■ **Work to be completed**: Copy the data below exactly.

+++ Listing +++

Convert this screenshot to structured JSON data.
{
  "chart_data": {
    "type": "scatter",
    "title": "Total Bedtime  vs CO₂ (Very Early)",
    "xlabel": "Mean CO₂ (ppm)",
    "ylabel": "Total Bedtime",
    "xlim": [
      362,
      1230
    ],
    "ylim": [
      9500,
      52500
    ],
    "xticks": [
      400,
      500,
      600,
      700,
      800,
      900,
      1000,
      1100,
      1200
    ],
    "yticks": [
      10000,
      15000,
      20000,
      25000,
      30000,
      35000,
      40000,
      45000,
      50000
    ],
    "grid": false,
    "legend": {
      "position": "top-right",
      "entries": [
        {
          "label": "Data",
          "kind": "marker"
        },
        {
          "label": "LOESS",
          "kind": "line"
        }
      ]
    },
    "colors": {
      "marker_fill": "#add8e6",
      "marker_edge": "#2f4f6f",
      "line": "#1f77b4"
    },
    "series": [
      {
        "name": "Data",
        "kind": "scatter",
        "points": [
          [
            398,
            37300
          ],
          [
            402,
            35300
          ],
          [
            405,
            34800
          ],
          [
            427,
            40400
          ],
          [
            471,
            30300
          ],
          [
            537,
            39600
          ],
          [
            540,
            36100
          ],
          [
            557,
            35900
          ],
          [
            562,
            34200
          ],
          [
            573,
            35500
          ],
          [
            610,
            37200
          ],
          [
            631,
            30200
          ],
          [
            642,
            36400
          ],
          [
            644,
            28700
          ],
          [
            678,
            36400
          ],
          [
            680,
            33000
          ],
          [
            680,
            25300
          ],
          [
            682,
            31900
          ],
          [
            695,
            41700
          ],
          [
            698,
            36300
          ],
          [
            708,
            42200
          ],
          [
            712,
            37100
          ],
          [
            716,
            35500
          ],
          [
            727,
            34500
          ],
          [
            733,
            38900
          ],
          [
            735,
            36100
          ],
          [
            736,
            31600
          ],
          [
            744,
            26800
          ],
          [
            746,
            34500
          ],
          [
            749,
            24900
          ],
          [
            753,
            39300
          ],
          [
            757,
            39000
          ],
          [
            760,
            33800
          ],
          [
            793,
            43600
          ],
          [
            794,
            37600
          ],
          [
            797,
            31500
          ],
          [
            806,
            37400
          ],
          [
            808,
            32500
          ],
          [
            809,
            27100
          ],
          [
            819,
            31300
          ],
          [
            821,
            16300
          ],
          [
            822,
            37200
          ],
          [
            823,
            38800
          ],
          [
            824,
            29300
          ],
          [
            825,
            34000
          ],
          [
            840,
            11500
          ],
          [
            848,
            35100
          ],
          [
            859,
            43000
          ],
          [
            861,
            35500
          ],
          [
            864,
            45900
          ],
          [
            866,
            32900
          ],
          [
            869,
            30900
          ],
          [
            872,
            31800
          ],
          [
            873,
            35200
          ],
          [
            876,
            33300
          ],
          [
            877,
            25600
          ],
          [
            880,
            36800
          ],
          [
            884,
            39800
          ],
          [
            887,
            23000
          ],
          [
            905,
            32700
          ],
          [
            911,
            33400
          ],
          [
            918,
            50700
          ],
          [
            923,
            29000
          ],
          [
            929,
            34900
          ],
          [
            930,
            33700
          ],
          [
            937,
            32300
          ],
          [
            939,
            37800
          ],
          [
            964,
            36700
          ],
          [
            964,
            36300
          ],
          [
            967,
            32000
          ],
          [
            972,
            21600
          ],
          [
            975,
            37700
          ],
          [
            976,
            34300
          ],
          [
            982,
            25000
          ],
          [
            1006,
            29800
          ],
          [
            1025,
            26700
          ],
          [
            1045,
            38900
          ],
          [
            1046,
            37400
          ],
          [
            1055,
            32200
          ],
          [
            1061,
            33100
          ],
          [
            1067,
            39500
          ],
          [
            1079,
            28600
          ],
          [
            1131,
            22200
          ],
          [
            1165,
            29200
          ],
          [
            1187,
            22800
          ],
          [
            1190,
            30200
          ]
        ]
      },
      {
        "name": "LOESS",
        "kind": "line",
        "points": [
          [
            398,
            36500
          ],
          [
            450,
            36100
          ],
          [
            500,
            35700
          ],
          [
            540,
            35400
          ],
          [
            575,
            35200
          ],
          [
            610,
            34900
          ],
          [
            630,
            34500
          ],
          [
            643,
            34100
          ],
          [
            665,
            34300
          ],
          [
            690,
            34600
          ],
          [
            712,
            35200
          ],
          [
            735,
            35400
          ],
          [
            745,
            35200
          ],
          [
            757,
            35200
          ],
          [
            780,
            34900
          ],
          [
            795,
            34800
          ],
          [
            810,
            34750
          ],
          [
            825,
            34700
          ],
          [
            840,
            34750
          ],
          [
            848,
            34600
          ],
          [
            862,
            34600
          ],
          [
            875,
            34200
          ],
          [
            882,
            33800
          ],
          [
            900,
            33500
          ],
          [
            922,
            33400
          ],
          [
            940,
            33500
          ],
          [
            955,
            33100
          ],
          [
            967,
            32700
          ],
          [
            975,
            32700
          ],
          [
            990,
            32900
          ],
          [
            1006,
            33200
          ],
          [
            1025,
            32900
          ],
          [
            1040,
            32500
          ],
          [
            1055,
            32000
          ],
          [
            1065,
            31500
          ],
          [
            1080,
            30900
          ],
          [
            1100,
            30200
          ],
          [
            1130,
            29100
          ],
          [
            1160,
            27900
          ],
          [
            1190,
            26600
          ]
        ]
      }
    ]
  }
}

+++

■ **Final result**:
Convert this screenshot to structured JSON data.
{
  "chart_data": {
    "type": "scatter",
    "title": "Total Bedtime  vs CO₂ (Very Early)",
    "xlabel": "Mean CO₂ (ppm)",
    "ylabel": "Total Bedtime",
    "xlim": [
      362,
      1230
    ],
    "ylim": [
      9500,
      52500
    ],
    "xticks": [
      400,
      500,
      600,
      700,
      800,
      900,
      1000,
      1100,
      1200
    ],
    "yticks": [
      10000,
      15000,
      20000,
      25000,
      30000,
      35000,
      40000,
      45000,
      50000
    ],
    "grid": false,
    "legend": {
      "position": "top-right",
      "entries": [
        {
          "label": "Data",
          "kind": "marker"
        },
        {
          "label": "LOESS",
          "kind": "line"
        }
      ]
    },
    "colors": {
      "marker_fill": "#add8e6",
      "marker_edge": "#2f4f6f",
      "line": "#1f77b4"
    },
    "series": [
      {
        "name": "Data",
        "kind": "scatter",
        "points": [
          [
            398,
            37300
          ],
          [
            402,
            35300
          ],
          [
            405,
            34800
          ],
          [
            427,
            40400
          ],
          [
            471,
            30300
          ],
          [
            537,
            39600
          ],
          [
            540,
            36100
          ],
          [
            557,
            35900
          ],
          [
            562,
            34200
          ],
          [
            573,
            35500
          ],
          [
            610,
            37200
          ],
          [
            631,
            30200
          ],
          [
            642,
            36400
          ],
          [
            644,
            28700
          ],
          [
            678,
            36400
          ],
          [
            680,
            33000
          ],
          [
            680,
            25300
          ],
          [
            682,
            31900
          ],
          [
            695,
            41700
          ],
          [
            698,
            36300
          ],
          [
            708,
            42200
          ],
          [
            712,
            37100
          ],
          [
            716,
            35500
          ],
          [
            727,
            34500
          ],
          [
            733,
            38900
          ],
          [
            735,
            36100
          ],
          [
            736,
            31600
          ],
          [
            744,
            26800
          ],
          [
            746,
            34500
          ],
          [
            749,
            24900
          ],
          [
            753,
            39300
          ],
          [
            757,
            39000
          ],
          [
            760,
            33800
          ],
          [
            793,
            43600
          ],
          [
            794,
            37600
          ],
          [
            797,
            31500
          ],
          [
            806,
            37400
          ],
          [
            808,
            32500
          ],
          [
            809,
            27100
          ],
          [
            819,
            31300
          ],
          [
            821,
            16300
          ],
          [
            822,
            37200
          ],
          [
            823,
            38800
          ],
          [
            824,
            29300
          ],
          [
            825,
            34000
          ],
          [
            840,
            11500
          ],
          [
            848,
            35100
          ],
          [
            859,
            43000
          ],
          [
            861,
            35500
          ],
          [
            864,
            45900
          ],
          [
            866,
            32900
          ],
          [
            869,
            30900
          ],
          [
            872,
            31800
          ],
          [
            873,
            35200
          ],
          [
            876,
            33300
          ],
          [
            877,
            25600
          ],
          [
            880,
            36800
          ],
          [
            884,
            39800
          ],
          [
            887,
            23000
          ],
          [
            905,
            32700
          ],
          [
            911,
            33400
          ],
          [
            918,
            50700
          ],
          [
            923,
            29000
          ],
          [
            929,
            34900
          ],
          [
            930,
            33700
          ],
          [
            937,
            32300
          ],
          [
            939,
            37800
          ],
          [
            964,
            36700
          ],
          [
            964,
            36300
          ],
          [
            967,
            32000
          ],
          [
            972,
            21600
          ],
          [
            975,
            37700
          ],
          [
            976,
            34300
          ],
          [
            982,
            25000
          ],
          [
            1006,
            29800
          ],
          [
            1025,
            26700
          ],
          [
            1045,
            38900
          ],
          [
            1046,
            37400
          ],
          [
            1055,
            32200
          ],
          [
            1061,
            33100
          ],
          [
            1067,
            39500
          ],
          [
            1079,
            28600
          ],
          [
            1131,
            22200
          ],
          [
            1165,
            29200
          ],
          [
            1187,
            22800
          ],
          [
            1190,
            30200
          ]
        ]
      },
      {
        "name": "LOESS",
        "kind": "line",
        "points": [
          [
            398,
            36500
          ],
          [
            450,
            36100
          ],
          [
            500,
            35700
          ],
          [
            540,
            35400
          ],
          [
            575,
            35200
          ],
          [
            610,
            34900
          ],
          [
            630,
            34500
          ],
          [
            643,
            34100
          ],
          [
            665,
            34300
          ],
          [
            690,
            34600
          ],
          [
            712,
            35200
          ],
          [
            735,
            35400
          ],
          [
            745,
            35200
          ],
          [
            757,
            35200
          ],
          [
            780,
            34900
          ],
          [
            795,
            34800
          ],
          [
            810,
            34750
          ],
          [
            825,
            34700
          ],
          [
            840,
            34750
          ],
          [
            848,
            34600
          ],
          [
            862,
            34600
          ],
          [
            875,
            34200
          ],
          [
            882,
            33800
          ],
          [
            900,
            33500
          ],
          [
            922,
            33400
          ],
          [
            940,
            33500
          ],
          [
            955,
            33100
          ],
          [
            967,
            32700
          ],
          [
            975,
            32700
          ],
          [
            990,
            32900
          ],
          [
            1006,
            33200
          ],
          [
            1025,
            32900
          ],
          [
            1040,
            32500
          ],
          [
            1055,
            32000
          ],
          [
            1065,
            31500
          ],
          [
            1080,
            30900
          ],
          [
            1100,
            30200
          ],
          [
            1130,
            29100
          ],
          [
            1160,
            27900
          ],
          [
            1190,
            26600
          ]
        ]
      }
    ]
  }
}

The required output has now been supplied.